→ **PASSAGE SHOWN**
○ ○ ○ ○ ○ ○ ○

Categories: Daniel Serwer

Better than nothing

Welcome though it must be, it is difficult to applaud today’s guilty verdicts at the International Criminal Tribunal for the former Yugoslovia (ICTY) for Radovan Karadzic, the wartime president of Republika Srpska. Coming more than 20 years after the end of the Bosnian war, this is certainly justice delayed. Karadzic, who hid for 15 years and has been on trial for five, will now appeal and eventually serve out the rest of his life in relative luxury in a first-class European prison. Few of his victims or their surviving families will feel much “closure” from this outcome. His supporters will see the ICTY verdict as selective and prejudiced against Serbs.

Worse, people who support his political program of independence for Republika Srpska are very much in charge there. I can’t get too excited about the naming of a university dormitory in his honor. What bothers me far more is RS President Dodik’s repeated advocacy of independence for an entity that was founded on ethnic cleansing, murder, rape and genocide committed against Bosniaks and Croats that Karadizic commanded from 1992 to 1995. Since then, only the current Syrian war has done as much damage proportionally as the deaths and displacement inflicted on Bosnia during those years.

Dodik is an elected official and no doubt represents the views of a majority of his Serb constituency. It might even be argued that naming a university dormitory for Karadzic is damning with only the requisite faint praise. But Karadzic was convicted of one count of genocide (acquitted on another), five of crimes against humanity and four violations of the rules and customs of war, including murder, terror, unlawful attacks against civilians and taking of hostages. How easy should the students sleep in such a dormitory?

This is not the same as an American university named after slaveholders George Washington or Thomas Jefferson. America today doesn’t celebrate them for holding slaves but rather for other contributions to a society still trying to come to terms with what we recognize as the crimes against humanity they and their contemporaries committed.  Washington was our revolutionary military commander and Jefferson the author of the declaration of independence that declared all men created equal, quite the contrary of his personal behavior.

Karadzic and Dodik have demonstrated much more consistency than our founders. They have not deviated from claiming that Republika Srpska belongs to the Serbs who rightfully wrested most of the towns and much of the rural area from Muslims, Croats and others who had lived there for centuries. For them all people are not created equal and military success is its own justification. Those ideas are inconsistent with today’s standards, as enunciated in the Universal Declaration of Human Rights and the now voluminous laws of war. Dodik’s modest virtue is that he merely espouses odious ideas. Karadzic’s crime was that he acted on them.

○ ○ ○ ○ ○ ○ ○

Element-and-box listings

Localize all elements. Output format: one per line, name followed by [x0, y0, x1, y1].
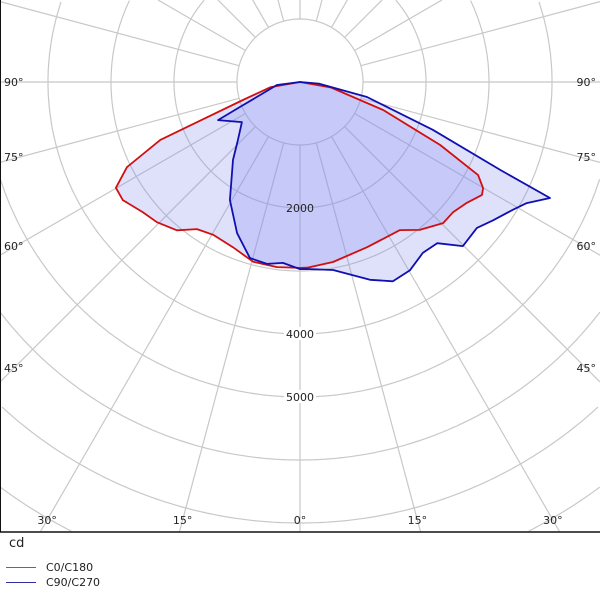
curves [115, 81, 551, 283]
grid-spoke [315, 0, 323, 22]
grid-spoke [217, 0, 256, 38]
grid-spoke [178, 142, 285, 533]
legend-label: C0/C180 [46, 561, 94, 574]
grid-spoke [315, 142, 422, 533]
bottom-angle-label: 30° [37, 514, 57, 527]
curve-c0-c180 [115, 81, 484, 269]
curve-fills [115, 82, 550, 282]
legend-item-c0-c180: C0/C180 [6, 560, 100, 575]
tick-label-bg [284, 390, 316, 403]
polar-grid [0, 0, 600, 533]
legend-swatch-red [6, 567, 36, 568]
radial-tick-label: 5000 [286, 391, 314, 404]
side-angle-label-right: 75° [577, 151, 597, 164]
side-angle-label-right: 45° [577, 362, 597, 375]
grid-circle [173, 0, 427, 209]
grid-spoke [252, 0, 270, 28]
grid-spoke [0, 126, 256, 383]
grid-spoke [0, 1, 240, 67]
radial-tick-label: 4000 [286, 328, 314, 341]
grid-spoke [0, 112, 246, 256]
grid-circle [47, 1, 553, 335]
grid-circle [0, 311, 600, 461]
axis-labels: 2000 4000 5000 90° 90° 75° 75° 60° 60° 45° 45° 30° 1… [4, 76, 596, 527]
side-angle-label-left: 90° [4, 76, 24, 89]
grid-circle [1, 406, 599, 524]
side-angle-label-left: 75° [4, 151, 24, 164]
grid-spoke [157, 0, 246, 52]
grid-spoke [354, 0, 443, 52]
grid-circle [110, 0, 490, 272]
legend-swatch-blue [6, 582, 36, 583]
legend-label: C90/C270 [46, 576, 101, 589]
grid-spoke [330, 0, 348, 28]
grid-spoke [344, 126, 600, 383]
bottom-angle-label: 0° [294, 514, 307, 527]
grid-spoke [277, 0, 285, 22]
tick-label-bg [284, 327, 316, 340]
grid-spoke [360, 97, 600, 163]
bottom-angle-label: 15° [408, 514, 428, 527]
bottom-angle-label: 15° [173, 514, 193, 527]
grid-spoke [330, 136, 561, 533]
curve-c90-c270 [217, 81, 551, 283]
fill-c0-c180 [115, 82, 484, 268]
radial-tick-label: 2000 [286, 202, 314, 215]
side-angle-label-right: 90° [577, 76, 597, 89]
side-angle-label-right: 60° [577, 240, 597, 253]
side-angle-label-left: 60° [4, 240, 24, 253]
side-angle-label-left: 45° [4, 362, 24, 375]
legend: C0/C180 C90/C270 [6, 560, 100, 590]
unit-label: cd [9, 536, 25, 551]
legend-item-c90-c270: C90/C270 [6, 575, 100, 590]
grid-spoke [360, 1, 600, 67]
grid-spoke [354, 112, 600, 256]
grid-spoke [0, 97, 240, 163]
fill-c90-c270 [218, 82, 550, 282]
grid-spoke [344, 0, 383, 38]
grid-circle [0, 486, 600, 532]
bottom-angle-label: 30° [543, 514, 563, 527]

○ ○ ○ ○ ○ ○ ○

→ **TO BE DONE**
(1) Please list the violations of the rules and customs of war that the Karadzic article names in Karadzic's conviction.
(2) From the records, reproduce word for word the lines starting at the line that has "curves [115, 81, 551, 283]" and ending after the line that has "grid-spoke [0, 112, 246, 256]".
The Karadzic article and the records are unrelated to each other.

→ **SOLUTIONS FOR EACH TASK**
(1)
- Murder
- Terror
- Unlawful attacks against civilians
- Taking of hostages

(2)
curves [115, 81, 551, 283]
grid-spoke [315, 0, 323, 22]
grid-spoke [217, 0, 256, 38]
grid-spoke [178, 142, 285, 533]
legend-label: C0/C180 [46, 561, 94, 574]
grid-spoke [315, 142, 422, 533]
bottom-angle-label: 30° [37, 514, 57, 527]
curve-c0-c180 [115, 81, 484, 269]
curve-fills [115, 82, 550, 282]
legend-item-c0-c180: C0/C180 [6, 560, 100, 575]
tick-label-bg [284, 390, 316, 403]
polar-grid [0, 0, 600, 533]
legend-swatch-red [6, 567, 36, 568]
radial-tick-label: 5000 [286, 391, 314, 404]
side-angle-label-right: 75° [577, 151, 597, 164]
side-angle-label-right: 45° [577, 362, 597, 375]
grid-circle [173, 0, 427, 209]
grid-spoke [252, 0, 270, 28]
grid-spoke [0, 126, 256, 383]
grid-spoke [0, 1, 240, 67]
radial-tick-label: 4000 [286, 328, 314, 341]
grid-spoke [0, 112, 246, 256]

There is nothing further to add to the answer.